** BEGIN **
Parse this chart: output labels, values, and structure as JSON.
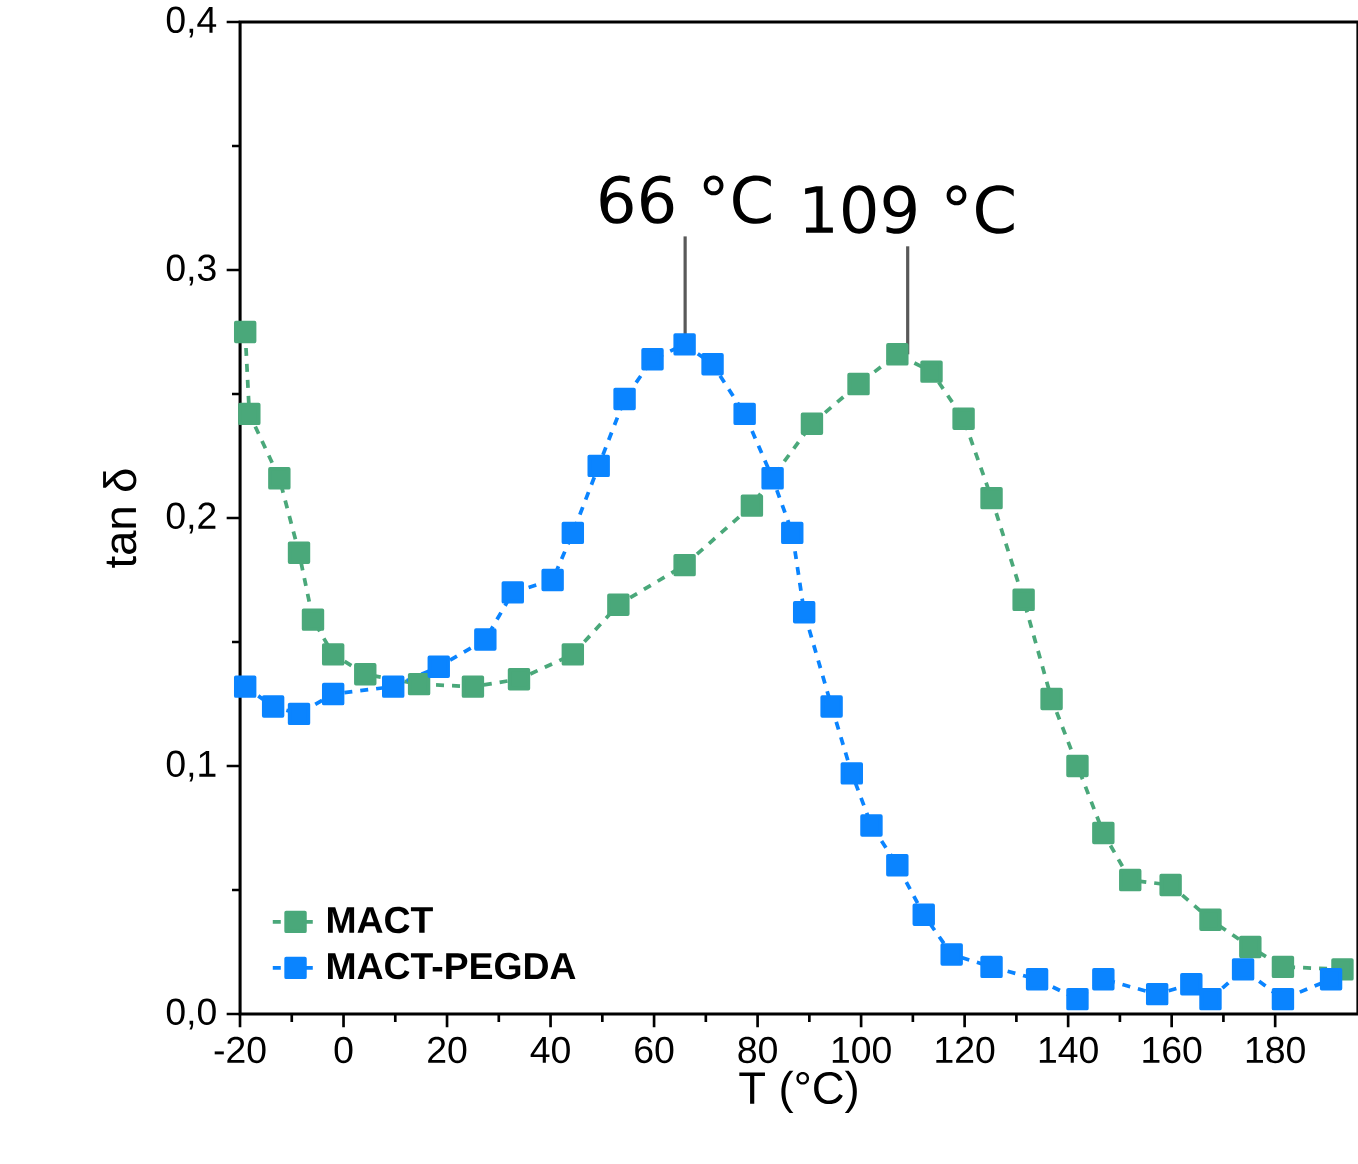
{
  "chart_data": {
    "type": "line",
    "xlabel": "T (°C)",
    "ylabel": "tan δ",
    "xlim": [
      -20,
      196
    ],
    "xticks": [
      -20,
      0,
      20,
      40,
      60,
      80,
      100,
      120,
      140,
      160,
      180
    ],
    "ylim": [
      0,
      0.4
    ],
    "yticks": [
      {
        "value": 0,
        "label": "0,0"
      },
      {
        "value": 0.1,
        "label": "0,1"
      },
      {
        "value": 0.2,
        "label": "0,2"
      },
      {
        "value": 0.3,
        "label": "0,3"
      },
      {
        "value": 0.4,
        "label": "0,4"
      }
    ],
    "marker": "square",
    "line_style": "dashed",
    "legend": "bottom left",
    "grid": false,
    "annotations": [
      {
        "text": "66 °C",
        "x": 66,
        "y": 0.27
      },
      {
        "text": "109 °C",
        "x": 109,
        "y": 0.266
      }
    ],
    "series": [
      {
        "name": "MACT",
        "color": "#4aa87a",
        "x": [
          -19,
          -18.2,
          -12.4,
          -8.6,
          -5.9,
          -2,
          4.2,
          14.6,
          25,
          33.9,
          44.3,
          53.1,
          65.9,
          78.9,
          90.5,
          99.5,
          107,
          113.6,
          119.8,
          125.2,
          131.4,
          136.8,
          141.8,
          146.8,
          152,
          159.8,
          167.5,
          175.2,
          181.5,
          193
        ],
        "values": [
          0.275,
          0.242,
          0.216,
          0.186,
          0.159,
          0.145,
          0.137,
          0.133,
          0.132,
          0.135,
          0.145,
          0.165,
          0.181,
          0.205,
          0.238,
          0.254,
          0.266,
          0.259,
          0.24,
          0.208,
          0.167,
          0.127,
          0.1,
          0.073,
          0.054,
          0.052,
          0.038,
          0.027,
          0.019,
          0.018
        ]
      },
      {
        "name": "MACT-PEGDA",
        "color": "#0a84ff",
        "x": [
          -19,
          -13.6,
          -8.6,
          -2,
          9.6,
          18.4,
          27.4,
          32.7,
          40.4,
          44.3,
          49.3,
          54.3,
          59.7,
          65.9,
          71.3,
          77.5,
          82.9,
          86.7,
          89,
          94.3,
          98.2,
          102,
          107,
          112.1,
          117.5,
          125.2,
          134,
          141.8,
          146.8,
          157.2,
          163.8,
          167.5,
          173.8,
          181.5,
          190.8
        ],
        "values": [
          0.132,
          0.124,
          0.121,
          0.129,
          0.132,
          0.14,
          0.151,
          0.17,
          0.175,
          0.194,
          0.221,
          0.248,
          0.264,
          0.27,
          0.262,
          0.242,
          0.216,
          0.194,
          0.162,
          0.124,
          0.097,
          0.076,
          0.06,
          0.04,
          0.024,
          0.019,
          0.014,
          0.006,
          0.014,
          0.008,
          0.012,
          0.006,
          0.018,
          0.006,
          0.014
        ]
      }
    ]
  }
}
** END **
• _EXERCISE_:
Omit the pictures and give the material again, exactly and in full.

• _RESULT_:
Parse this chart: output labels, values, and structure as JSON.
{
  "chart_data": {
    "type": "line",
    "xlabel": "T (°C)",
    "ylabel": "tan δ",
    "xlim": [
      -20,
      196
    ],
    "xticks": [
      -20,
      0,
      20,
      40,
      60,
      80,
      100,
      120,
      140,
      160,
      180
    ],
    "ylim": [
      0,
      0.4
    ],
    "yticks": [
      {
        "value": 0,
        "label": "0,0"
      },
      {
        "value": 0.1,
        "label": "0,1"
      },
      {
        "value": 0.2,
        "label": "0,2"
      },
      {
        "value": 0.3,
        "label": "0,3"
      },
      {
        "value": 0.4,
        "label": "0,4"
      }
    ],
    "marker": "square",
    "line_style": "dashed",
    "legend": "bottom left",
    "grid": false,
    "annotations": [
      {
        "text": "66 °C",
        "x": 66,
        "y": 0.27
      },
      {
        "text": "109 °C",
        "x": 109,
        "y": 0.266
      }
    ],
    "series": [
      {
        "name": "MACT",
        "color": "#4aa87a",
        "x": [
          -19,
          -18.2,
          -12.4,
          -8.6,
          -5.9,
          -2,
          4.2,
          14.6,
          25,
          33.9,
          44.3,
          53.1,
          65.9,
          78.9,
          90.5,
          99.5,
          107,
          113.6,
          119.8,
          125.2,
          131.4,
          136.8,
          141.8,
          146.8,
          152,
          159.8,
          167.5,
          175.2,
          181.5,
          193
        ],
        "values": [
          0.275,
          0.242,
          0.216,
          0.186,
          0.159,
          0.145,
          0.137,
          0.133,
          0.132,
          0.135,
          0.145,
          0.165,
          0.181,
          0.205,
          0.238,
          0.254,
          0.266,
          0.259,
          0.24,
          0.208,
          0.167,
          0.127,
          0.1,
          0.073,
          0.054,
          0.052,
          0.038,
          0.027,
          0.019,
          0.018
        ]
      },
      {
        "name": "MACT-PEGDA",
        "color": "#0a84ff",
        "x": [
          -19,
          -13.6,
          -8.6,
          -2,
          9.6,
          18.4,
          27.4,
          32.7,
          40.4,
          44.3,
          49.3,
          54.3,
          59.7,
          65.9,
          71.3,
          77.5,
          82.9,
          86.7,
          89,
          94.3,
          98.2,
          102,
          107,
          112.1,
          117.5,
          125.2,
          134,
          141.8,
          146.8,
          157.2,
          163.8,
          167.5,
          173.8,
          181.5,
          190.8
        ],
        "values": [
          0.132,
          0.124,
          0.121,
          0.129,
          0.132,
          0.14,
          0.151,
          0.17,
          0.175,
          0.194,
          0.221,
          0.248,
          0.264,
          0.27,
          0.262,
          0.242,
          0.216,
          0.194,
          0.162,
          0.124,
          0.097,
          0.076,
          0.06,
          0.04,
          0.024,
          0.019,
          0.014,
          0.006,
          0.014,
          0.008,
          0.012,
          0.006,
          0.018,
          0.006,
          0.014
        ]
      }
    ]
  }
}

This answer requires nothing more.